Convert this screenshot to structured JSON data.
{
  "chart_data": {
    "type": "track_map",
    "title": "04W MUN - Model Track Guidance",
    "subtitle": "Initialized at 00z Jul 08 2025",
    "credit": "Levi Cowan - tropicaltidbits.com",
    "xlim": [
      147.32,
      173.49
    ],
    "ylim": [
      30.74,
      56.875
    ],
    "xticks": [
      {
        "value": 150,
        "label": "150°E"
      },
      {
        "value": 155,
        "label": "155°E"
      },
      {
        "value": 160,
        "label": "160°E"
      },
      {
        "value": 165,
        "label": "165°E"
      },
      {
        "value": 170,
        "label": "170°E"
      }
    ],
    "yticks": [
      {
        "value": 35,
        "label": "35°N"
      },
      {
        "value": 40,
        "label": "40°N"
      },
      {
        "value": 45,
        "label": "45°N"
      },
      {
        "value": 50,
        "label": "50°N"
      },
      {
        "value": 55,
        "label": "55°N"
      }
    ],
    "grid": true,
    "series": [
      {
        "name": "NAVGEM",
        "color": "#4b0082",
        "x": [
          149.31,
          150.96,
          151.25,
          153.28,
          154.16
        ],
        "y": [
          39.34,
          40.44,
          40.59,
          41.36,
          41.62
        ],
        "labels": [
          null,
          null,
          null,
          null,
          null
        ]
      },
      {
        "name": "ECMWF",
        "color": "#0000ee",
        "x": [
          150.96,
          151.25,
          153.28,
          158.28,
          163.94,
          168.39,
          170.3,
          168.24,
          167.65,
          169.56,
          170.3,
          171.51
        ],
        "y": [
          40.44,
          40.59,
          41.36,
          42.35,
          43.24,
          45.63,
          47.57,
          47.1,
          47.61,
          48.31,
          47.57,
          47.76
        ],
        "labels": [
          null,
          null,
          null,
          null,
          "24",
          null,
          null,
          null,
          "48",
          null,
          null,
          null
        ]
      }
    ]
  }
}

## Exercise brief
Print the complete listing again, exactly as it stands.

## Solved exercise
Convert this screenshot to structured JSON data.
{
  "chart_data": {
    "type": "track_map",
    "title": "04W MUN - Model Track Guidance",
    "subtitle": "Initialized at 00z Jul 08 2025",
    "credit": "Levi Cowan - tropicaltidbits.com",
    "xlim": [
      147.32,
      173.49
    ],
    "ylim": [
      30.74,
      56.875
    ],
    "xticks": [
      {
        "value": 150,
        "label": "150°E"
      },
      {
        "value": 155,
        "label": "155°E"
      },
      {
        "value": 160,
        "label": "160°E"
      },
      {
        "value": 165,
        "label": "165°E"
      },
      {
        "value": 170,
        "label": "170°E"
      }
    ],
    "yticks": [
      {
        "value": 35,
        "label": "35°N"
      },
      {
        "value": 40,
        "label": "40°N"
      },
      {
        "value": 45,
        "label": "45°N"
      },
      {
        "value": 50,
        "label": "50°N"
      },
      {
        "value": 55,
        "label": "55°N"
      }
    ],
    "grid": true,
    "series": [
      {
        "name": "NAVGEM",
        "color": "#4b0082",
        "x": [
          149.31,
          150.96,
          151.25,
          153.28,
          154.16
        ],
        "y": [
          39.34,
          40.44,
          40.59,
          41.36,
          41.62
        ],
        "labels": [
          null,
          null,
          null,
          null,
          null
        ]
      },
      {
        "name": "ECMWF",
        "color": "#0000ee",
        "x": [
          150.96,
          151.25,
          153.28,
          158.28,
          163.94,
          168.39,
          170.3,
          168.24,
          167.65,
          169.56,
          170.3,
          171.51
        ],
        "y": [
          40.44,
          40.59,
          41.36,
          42.35,
          43.24,
          45.63,
          47.57,
          47.1,
          47.61,
          48.31,
          47.57,
          47.76
        ],
        "labels": [
          null,
          null,
          null,
          null,
          "24",
          null,
          null,
          null,
          "48",
          null,
          null,
          null
        ]
      }
    ]
  }
}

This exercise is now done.